### PROBLEM REQUIREMENTS
Review the material and extract every line in which the word "panel" occurs.

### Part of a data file
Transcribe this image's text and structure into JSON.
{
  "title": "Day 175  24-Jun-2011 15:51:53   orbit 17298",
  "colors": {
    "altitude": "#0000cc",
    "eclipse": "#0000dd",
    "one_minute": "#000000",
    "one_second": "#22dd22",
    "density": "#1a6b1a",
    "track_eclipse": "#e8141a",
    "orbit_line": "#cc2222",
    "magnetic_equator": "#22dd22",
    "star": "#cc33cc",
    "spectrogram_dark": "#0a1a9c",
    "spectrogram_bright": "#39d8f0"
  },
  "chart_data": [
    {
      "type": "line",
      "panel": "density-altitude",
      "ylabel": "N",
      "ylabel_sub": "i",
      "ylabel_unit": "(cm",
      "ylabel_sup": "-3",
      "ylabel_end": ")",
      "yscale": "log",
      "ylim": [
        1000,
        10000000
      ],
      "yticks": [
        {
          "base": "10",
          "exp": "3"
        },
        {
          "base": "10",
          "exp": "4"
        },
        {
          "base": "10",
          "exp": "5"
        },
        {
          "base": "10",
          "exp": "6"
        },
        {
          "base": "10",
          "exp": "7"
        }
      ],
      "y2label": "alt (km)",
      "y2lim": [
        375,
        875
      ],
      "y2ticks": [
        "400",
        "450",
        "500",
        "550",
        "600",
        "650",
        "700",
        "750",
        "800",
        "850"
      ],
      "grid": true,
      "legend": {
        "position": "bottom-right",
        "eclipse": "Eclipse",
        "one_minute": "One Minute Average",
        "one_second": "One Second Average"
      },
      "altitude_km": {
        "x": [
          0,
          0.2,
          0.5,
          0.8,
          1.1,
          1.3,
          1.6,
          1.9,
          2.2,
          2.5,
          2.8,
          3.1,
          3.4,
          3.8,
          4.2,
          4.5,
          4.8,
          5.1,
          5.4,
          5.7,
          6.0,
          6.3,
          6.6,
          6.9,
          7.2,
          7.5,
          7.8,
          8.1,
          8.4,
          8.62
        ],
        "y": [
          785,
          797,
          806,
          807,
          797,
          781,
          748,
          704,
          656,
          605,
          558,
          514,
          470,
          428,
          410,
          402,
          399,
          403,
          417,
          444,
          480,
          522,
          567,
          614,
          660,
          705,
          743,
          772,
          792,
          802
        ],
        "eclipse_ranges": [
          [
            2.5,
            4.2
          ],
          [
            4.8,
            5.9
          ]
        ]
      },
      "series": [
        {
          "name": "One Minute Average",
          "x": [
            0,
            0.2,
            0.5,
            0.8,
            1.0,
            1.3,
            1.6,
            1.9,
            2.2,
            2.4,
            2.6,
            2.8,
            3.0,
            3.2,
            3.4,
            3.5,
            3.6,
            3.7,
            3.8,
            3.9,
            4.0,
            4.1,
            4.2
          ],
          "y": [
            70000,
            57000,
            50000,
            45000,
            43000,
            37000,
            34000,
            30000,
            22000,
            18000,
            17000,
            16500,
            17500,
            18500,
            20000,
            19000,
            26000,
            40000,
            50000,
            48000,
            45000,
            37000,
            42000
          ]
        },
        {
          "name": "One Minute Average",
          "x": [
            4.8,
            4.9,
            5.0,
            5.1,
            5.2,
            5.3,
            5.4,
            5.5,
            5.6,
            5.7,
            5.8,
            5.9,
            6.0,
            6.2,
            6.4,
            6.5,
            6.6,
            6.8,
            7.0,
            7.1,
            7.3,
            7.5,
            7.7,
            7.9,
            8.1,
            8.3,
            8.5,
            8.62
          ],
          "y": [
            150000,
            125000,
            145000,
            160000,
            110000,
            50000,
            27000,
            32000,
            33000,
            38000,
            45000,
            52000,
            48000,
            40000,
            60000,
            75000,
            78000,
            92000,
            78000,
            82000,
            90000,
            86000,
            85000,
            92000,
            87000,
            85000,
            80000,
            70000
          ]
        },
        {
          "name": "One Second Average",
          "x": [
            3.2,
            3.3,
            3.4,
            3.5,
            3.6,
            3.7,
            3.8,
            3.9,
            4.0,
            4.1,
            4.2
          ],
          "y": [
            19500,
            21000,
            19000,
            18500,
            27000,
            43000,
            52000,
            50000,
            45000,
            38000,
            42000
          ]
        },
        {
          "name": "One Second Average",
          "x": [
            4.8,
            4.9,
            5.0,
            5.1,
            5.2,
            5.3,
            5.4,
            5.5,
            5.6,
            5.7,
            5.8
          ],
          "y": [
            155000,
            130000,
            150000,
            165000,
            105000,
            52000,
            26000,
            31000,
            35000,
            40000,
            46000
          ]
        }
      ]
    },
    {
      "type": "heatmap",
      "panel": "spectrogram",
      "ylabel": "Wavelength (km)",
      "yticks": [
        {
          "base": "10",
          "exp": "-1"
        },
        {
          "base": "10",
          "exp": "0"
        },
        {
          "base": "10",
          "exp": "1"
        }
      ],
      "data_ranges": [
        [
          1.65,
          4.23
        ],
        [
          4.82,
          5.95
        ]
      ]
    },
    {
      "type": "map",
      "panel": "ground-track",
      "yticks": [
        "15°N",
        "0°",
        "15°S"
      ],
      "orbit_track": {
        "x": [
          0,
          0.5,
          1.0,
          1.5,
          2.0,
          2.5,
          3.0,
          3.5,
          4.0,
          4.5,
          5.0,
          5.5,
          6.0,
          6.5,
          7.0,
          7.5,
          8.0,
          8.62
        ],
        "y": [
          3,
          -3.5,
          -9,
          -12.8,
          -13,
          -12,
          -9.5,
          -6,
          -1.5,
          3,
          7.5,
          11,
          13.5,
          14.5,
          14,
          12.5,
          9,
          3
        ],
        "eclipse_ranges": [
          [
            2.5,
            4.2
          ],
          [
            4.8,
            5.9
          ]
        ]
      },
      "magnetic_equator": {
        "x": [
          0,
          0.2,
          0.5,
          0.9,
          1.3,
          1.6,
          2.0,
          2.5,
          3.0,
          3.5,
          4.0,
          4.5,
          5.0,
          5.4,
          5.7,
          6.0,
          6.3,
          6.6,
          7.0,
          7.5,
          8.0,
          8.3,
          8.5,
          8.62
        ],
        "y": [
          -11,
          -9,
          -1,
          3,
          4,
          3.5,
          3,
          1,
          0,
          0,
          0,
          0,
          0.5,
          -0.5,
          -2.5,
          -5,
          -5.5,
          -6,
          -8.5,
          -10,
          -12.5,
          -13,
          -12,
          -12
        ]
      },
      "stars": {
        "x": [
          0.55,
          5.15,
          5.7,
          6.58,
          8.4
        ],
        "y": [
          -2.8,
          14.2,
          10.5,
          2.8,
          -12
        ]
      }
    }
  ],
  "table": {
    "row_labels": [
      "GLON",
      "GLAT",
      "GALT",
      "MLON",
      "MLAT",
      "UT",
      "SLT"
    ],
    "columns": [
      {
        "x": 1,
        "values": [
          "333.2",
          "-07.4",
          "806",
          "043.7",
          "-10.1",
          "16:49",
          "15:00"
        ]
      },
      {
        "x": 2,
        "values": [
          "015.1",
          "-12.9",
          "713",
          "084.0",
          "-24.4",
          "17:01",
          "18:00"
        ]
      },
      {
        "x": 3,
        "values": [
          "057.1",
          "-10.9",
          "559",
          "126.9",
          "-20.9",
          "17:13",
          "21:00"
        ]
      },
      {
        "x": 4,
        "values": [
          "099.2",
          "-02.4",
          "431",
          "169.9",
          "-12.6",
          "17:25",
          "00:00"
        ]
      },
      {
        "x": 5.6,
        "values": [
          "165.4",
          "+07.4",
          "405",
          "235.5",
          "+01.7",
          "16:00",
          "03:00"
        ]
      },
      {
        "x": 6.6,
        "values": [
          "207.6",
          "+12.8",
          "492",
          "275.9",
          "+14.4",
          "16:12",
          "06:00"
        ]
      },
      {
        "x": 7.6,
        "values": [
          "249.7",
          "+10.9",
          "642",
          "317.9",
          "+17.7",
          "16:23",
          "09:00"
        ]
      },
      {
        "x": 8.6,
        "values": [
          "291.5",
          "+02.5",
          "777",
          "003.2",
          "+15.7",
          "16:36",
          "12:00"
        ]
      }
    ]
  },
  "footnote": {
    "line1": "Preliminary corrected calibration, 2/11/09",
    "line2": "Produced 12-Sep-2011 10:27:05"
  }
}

### FINISHED TASK
      "panel": "density-altitude",
      "panel": "spectrogram",
      "panel": "ground-track",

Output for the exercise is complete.